** Start of Excerpted data **
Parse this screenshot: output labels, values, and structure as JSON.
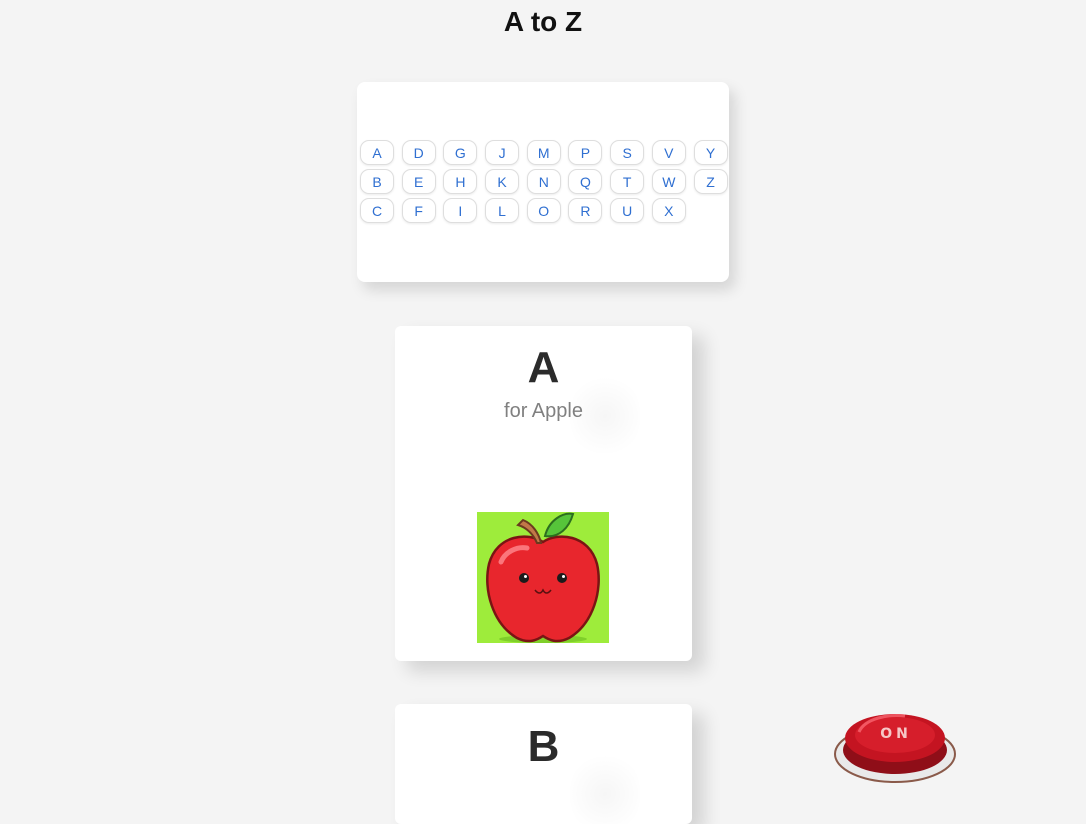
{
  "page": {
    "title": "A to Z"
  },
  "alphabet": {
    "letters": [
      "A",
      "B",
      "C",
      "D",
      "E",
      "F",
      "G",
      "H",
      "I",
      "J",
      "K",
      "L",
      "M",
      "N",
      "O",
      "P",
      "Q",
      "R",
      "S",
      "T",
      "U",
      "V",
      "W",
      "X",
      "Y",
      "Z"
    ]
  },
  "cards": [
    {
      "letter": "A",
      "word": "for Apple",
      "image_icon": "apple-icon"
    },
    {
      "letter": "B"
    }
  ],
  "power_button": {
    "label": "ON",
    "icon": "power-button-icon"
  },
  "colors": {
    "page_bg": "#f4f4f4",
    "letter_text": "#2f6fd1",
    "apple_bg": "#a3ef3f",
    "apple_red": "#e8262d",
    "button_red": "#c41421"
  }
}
** End of Excerpted data **
What is being asked: Write the listing above out again exactly, dropping each image.

Answer below:
Parse this screenshot: output labels, values, and structure as JSON.
{
  "page": {
    "title": "A to Z"
  },
  "alphabet": {
    "letters": [
      "A",
      "B",
      "C",
      "D",
      "E",
      "F",
      "G",
      "H",
      "I",
      "J",
      "K",
      "L",
      "M",
      "N",
      "O",
      "P",
      "Q",
      "R",
      "S",
      "T",
      "U",
      "V",
      "W",
      "X",
      "Y",
      "Z"
    ]
  },
  "cards": [
    {
      "letter": "A",
      "word": "for Apple",
      "image_icon": "apple-icon"
    },
    {
      "letter": "B"
    }
  ],
  "power_button": {
    "label": "ON",
    "icon": "power-button-icon"
  },
  "colors": {
    "page_bg": "#f4f4f4",
    "letter_text": "#2f6fd1",
    "apple_bg": "#a3ef3f",
    "apple_red": "#e8262d",
    "button_red": "#c41421"
  }
}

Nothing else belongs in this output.